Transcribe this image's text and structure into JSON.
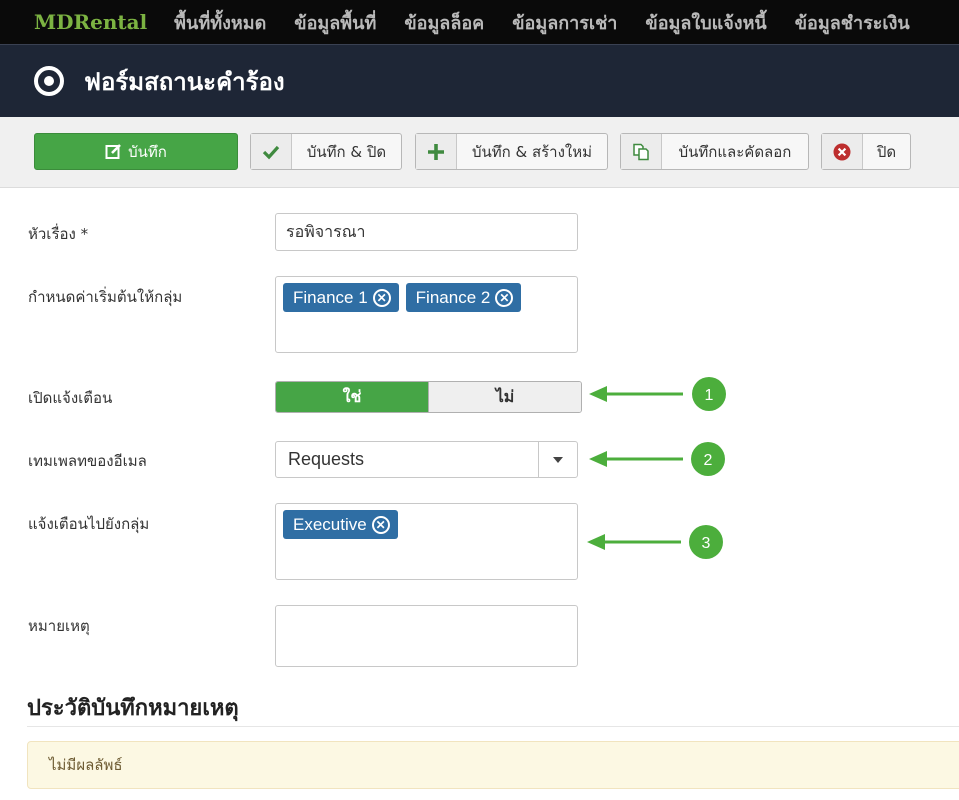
{
  "navbar": {
    "brand": "MDRental",
    "items": [
      "พื้นที่ทั้งหมด",
      "ข้อมูลพื้นที่",
      "ข้อมูลล็อค",
      "ข้อมูลการเช่า",
      "ข้อมูลใบแจ้งหนี้",
      "ข้อมูลชำระเงิน"
    ]
  },
  "header": {
    "title": "ฟอร์มสถานะคำร้อง",
    "icon": "target-icon"
  },
  "toolbar": {
    "save": "บันทึก",
    "save_close": "บันทึก & ปิด",
    "save_new": "บันทึก & สร้างใหม่",
    "save_copy": "บันทึกและคัดลอก",
    "close": "ปิด"
  },
  "form": {
    "title": {
      "label": "หัวเรื่อง *",
      "value": "รอพิจารณา"
    },
    "default_groups": {
      "label": "กำหนดค่าเริ่มต้นให้กลุ่ม",
      "chips": [
        "Finance 1",
        "Finance 2"
      ]
    },
    "notify": {
      "label": "เปิดแจ้งเตือน",
      "yes": "ใช่",
      "no": "ไม่",
      "selected": "ใช่"
    },
    "email_template": {
      "label": "เทมเพลทของอีเมล",
      "value": "Requests"
    },
    "notify_groups": {
      "label": "แจ้งเตือนไปยังกลุ่ม",
      "chips": [
        "Executive"
      ]
    },
    "note": {
      "label": "หมายเหตุ",
      "value": ""
    }
  },
  "history": {
    "title": "ประวัติบันทึกหมายเหตุ",
    "empty_message": "ไม่มีผลลัพธ์"
  },
  "callouts": [
    "1",
    "2",
    "3"
  ],
  "colors": {
    "success": "#46a546",
    "chip": "#2f6ea4",
    "callout": "#4cae3c",
    "header_bg": "#1e2636"
  }
}
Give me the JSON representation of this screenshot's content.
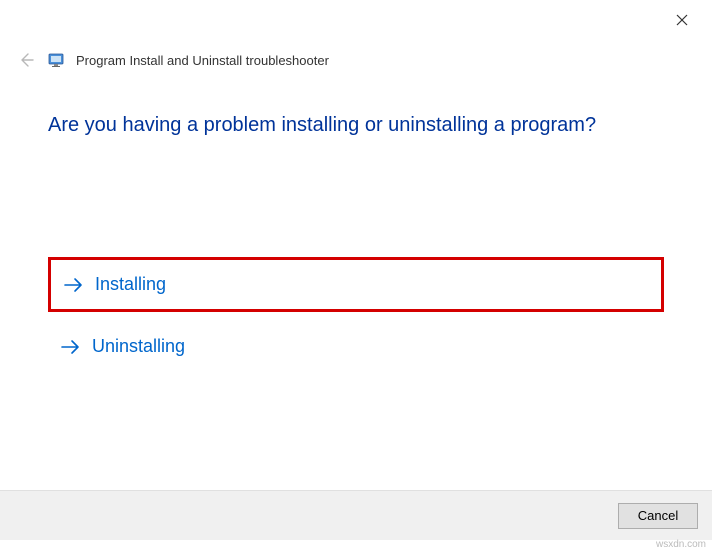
{
  "window": {
    "title": "Program Install and Uninstall troubleshooter"
  },
  "question": "Are you having a problem installing or uninstalling a program?",
  "options": {
    "installing": "Installing",
    "uninstalling": "Uninstalling"
  },
  "footer": {
    "cancel": "Cancel"
  },
  "watermark": "wsxdn.com"
}
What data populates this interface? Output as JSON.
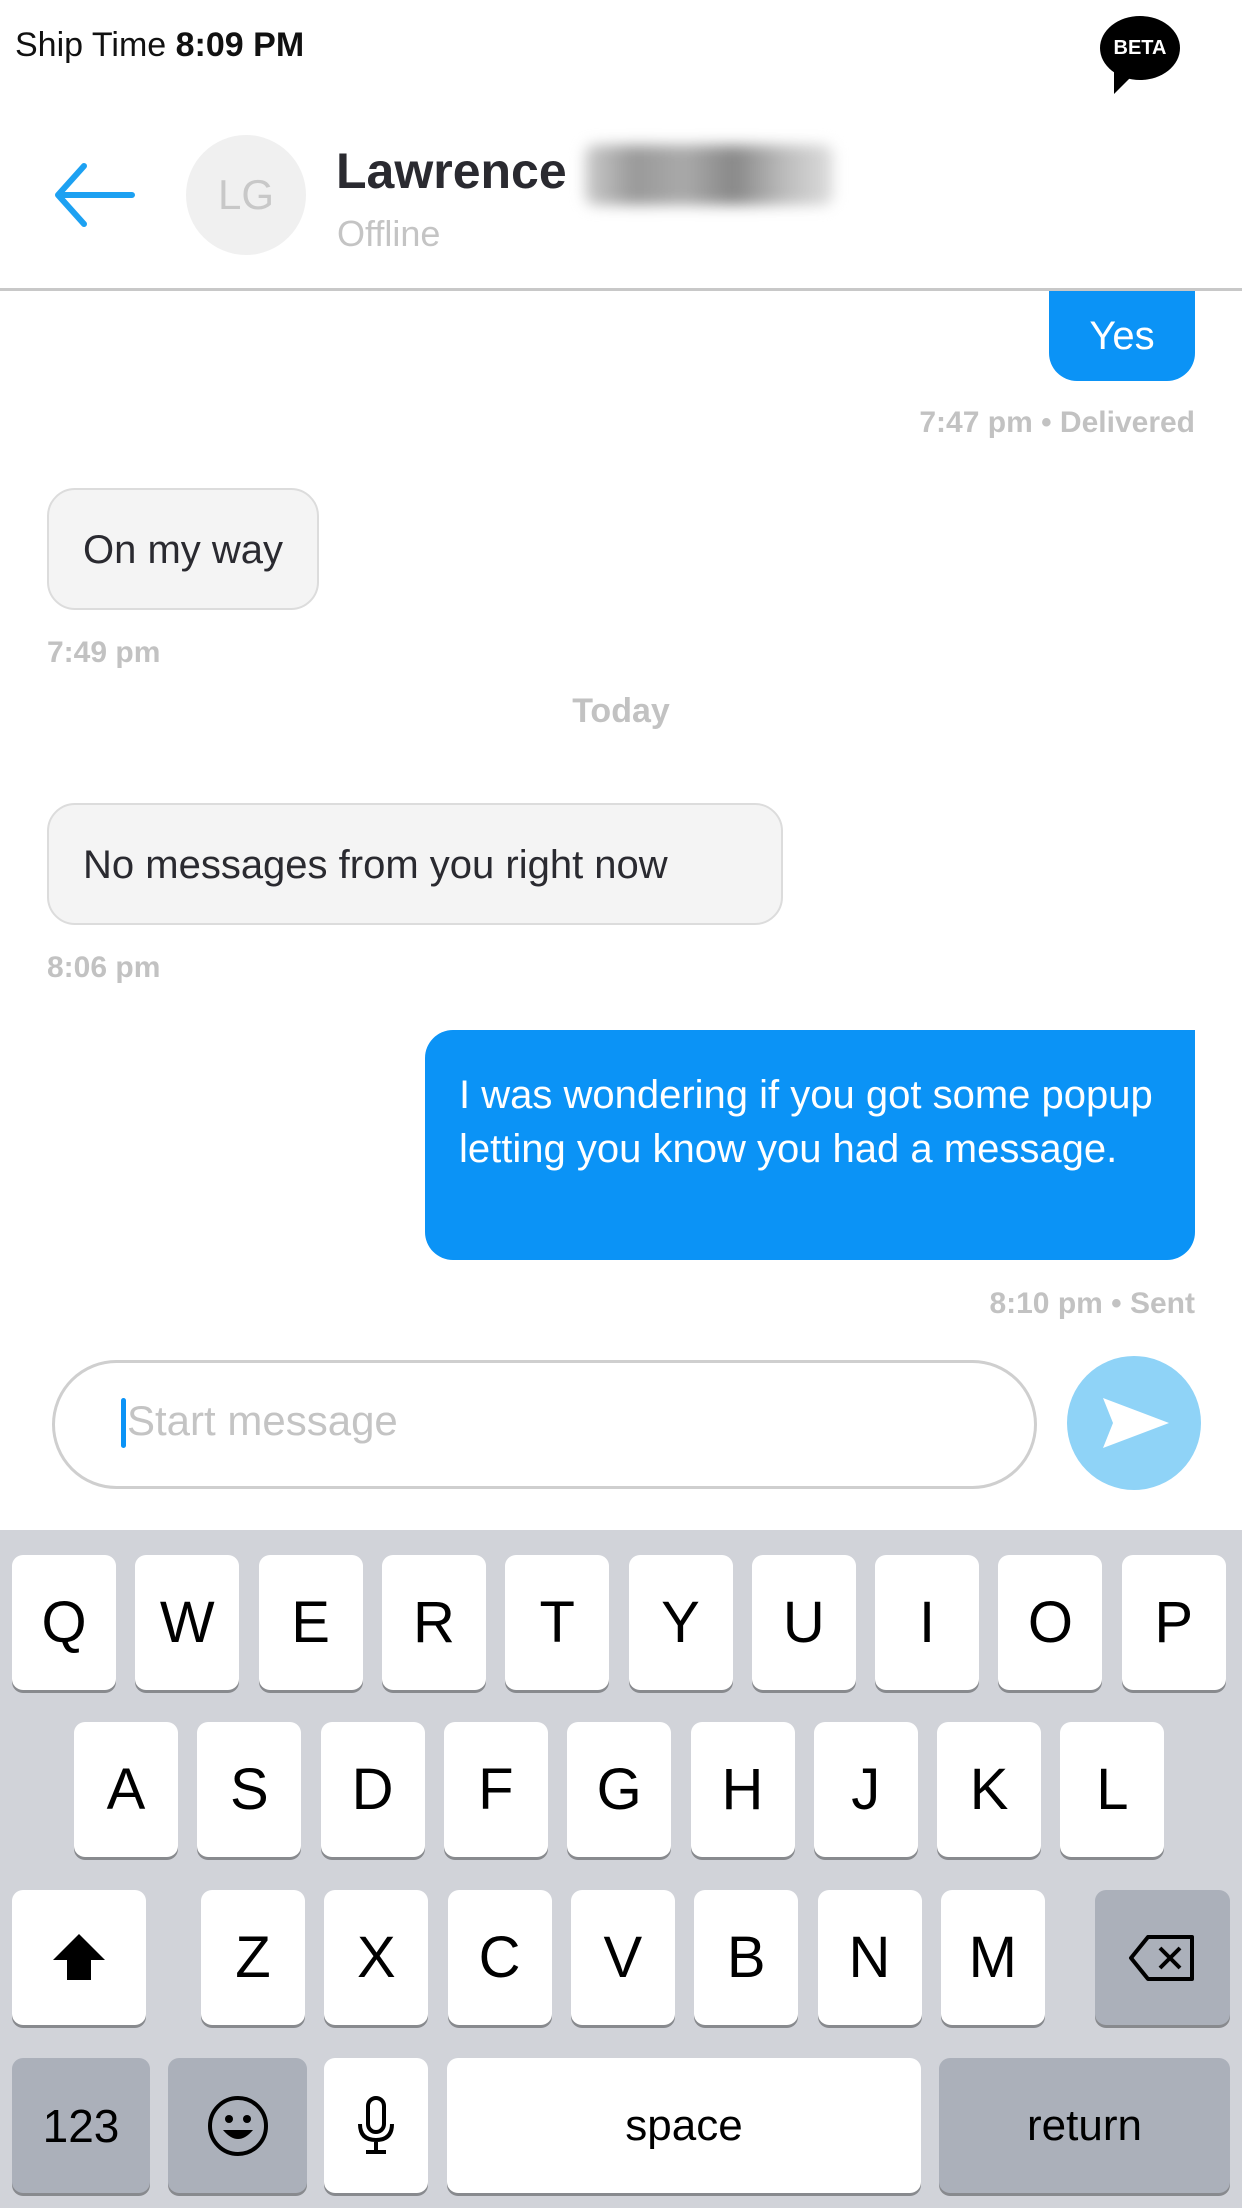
{
  "status_bar": {
    "label": "Ship Time",
    "time": "8:09 PM",
    "badge": "BETA"
  },
  "header": {
    "avatar_initials": "LG",
    "name": "Lawrence",
    "status": "Offline"
  },
  "messages": [
    {
      "direction": "out",
      "text": "Yes",
      "meta": "7:47 pm • Delivered"
    },
    {
      "direction": "in",
      "text": "On my way",
      "meta": "7:49 pm"
    },
    {
      "separator": "Today"
    },
    {
      "direction": "in",
      "text": "No messages from you right now",
      "meta": "8:06 pm"
    },
    {
      "direction": "out",
      "text": "I was wondering if you got some popup letting you know you had a message.",
      "meta": "8:10 pm • Sent"
    }
  ],
  "composer": {
    "placeholder": "Start message",
    "value": ""
  },
  "keyboard": {
    "row1": [
      "Q",
      "W",
      "E",
      "R",
      "T",
      "Y",
      "U",
      "I",
      "O",
      "P"
    ],
    "row2": [
      "A",
      "S",
      "D",
      "F",
      "G",
      "H",
      "J",
      "K",
      "L"
    ],
    "row3": [
      "Z",
      "X",
      "C",
      "V",
      "B",
      "N",
      "M"
    ],
    "numbers": "123",
    "space": "space",
    "return": "return"
  },
  "colors": {
    "accent": "#0b93f6",
    "send_button": "#8fd3f7",
    "keyboard_bg": "#d1d3d9"
  }
}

= = = = = = =

Goal:
Copy the listing over exactly, skipping the pictures it holds.

Task result:
Transcribe this image's text and structure into JSON.
{
  "navbar": {
    "brand": "MDRental",
    "items": [
      "พื้นที่ทั้งหมด",
      "ข้อมูลพื้นที่",
      "ข้อมูลล็อค",
      "ข้อมูลการเช่า",
      "ข้อมูลใบแจ้งหนี้",
      "ข้อมูลชำระเงิน"
    ]
  },
  "header": {
    "title": "ฟอร์มสถานะคำร้อง",
    "icon": "target-icon"
  },
  "toolbar": {
    "save": "บันทึก",
    "save_close": "บันทึก & ปิด",
    "save_new": "บันทึก & สร้างใหม่",
    "save_copy": "บันทึกและคัดลอก",
    "close": "ปิด"
  },
  "form": {
    "title": {
      "label": "หัวเรื่อง *",
      "value": "รอพิจารณา"
    },
    "default_groups": {
      "label": "กำหนดค่าเริ่มต้นให้กลุ่ม",
      "chips": [
        "Finance 1",
        "Finance 2"
      ]
    },
    "notify": {
      "label": "เปิดแจ้งเตือน",
      "yes": "ใช่",
      "no": "ไม่",
      "selected": "ใช่"
    },
    "email_template": {
      "label": "เทมเพลทของอีเมล",
      "value": "Requests"
    },
    "notify_groups": {
      "label": "แจ้งเตือนไปยังกลุ่ม",
      "chips": [
        "Executive"
      ]
    },
    "note": {
      "label": "หมายเหตุ",
      "value": ""
    }
  },
  "history": {
    "title": "ประวัติบันทึกหมายเหตุ",
    "empty_message": "ไม่มีผลลัพธ์"
  },
  "callouts": [
    "1",
    "2",
    "3"
  ],
  "colors": {
    "success": "#46a546",
    "chip": "#2f6ea4",
    "callout": "#4cae3c",
    "header_bg": "#1e2636"
  }
}
Give me the JSON representation of this screenshot's content.
{
  "window": {
    "title": "Program Install and Uninstall troubleshooter"
  },
  "question": "Are you having a problem installing or uninstalling a program?",
  "options": {
    "installing": "Installing",
    "uninstalling": "Uninstalling"
  },
  "footer": {
    "cancel": "Cancel"
  },
  "watermark": "wsxdn.com"
}
What data populates this interface? Output as JSON.
{
  "status_bar": {
    "label": "Ship Time",
    "time": "8:09 PM",
    "badge": "BETA"
  },
  "header": {
    "avatar_initials": "LG",
    "name": "Lawrence",
    "status": "Offline"
  },
  "messages": [
    {
      "direction": "out",
      "text": "Yes",
      "meta": "7:47 pm • Delivered"
    },
    {
      "direction": "in",
      "text": "On my way",
      "meta": "7:49 pm"
    },
    {
      "separator": "Today"
    },
    {
      "direction": "in",
      "text": "No messages from you right now",
      "meta": "8:06 pm"
    },
    {
      "direction": "out",
      "text": "I was wondering if you got some popup letting you know you had a message.",
      "meta": "8:10 pm • Sent"
    }
  ],
  "composer": {
    "placeholder": "Start message",
    "value": ""
  },
  "keyboard": {
    "row1": [
      "Q",
      "W",
      "E",
      "R",
      "T",
      "Y",
      "U",
      "I",
      "O",
      "P"
    ],
    "row2": [
      "A",
      "S",
      "D",
      "F",
      "G",
      "H",
      "J",
      "K",
      "L"
    ],
    "row3": [
      "Z",
      "X",
      "C",
      "V",
      "B",
      "N",
      "M"
    ],
    "numbers": "123",
    "space": "space",
    "return": "return"
  },
  "colors": {
    "accent": "#0b93f6",
    "send_button": "#8fd3f7",
    "keyboard_bg": "#d1d3d9"
  }
}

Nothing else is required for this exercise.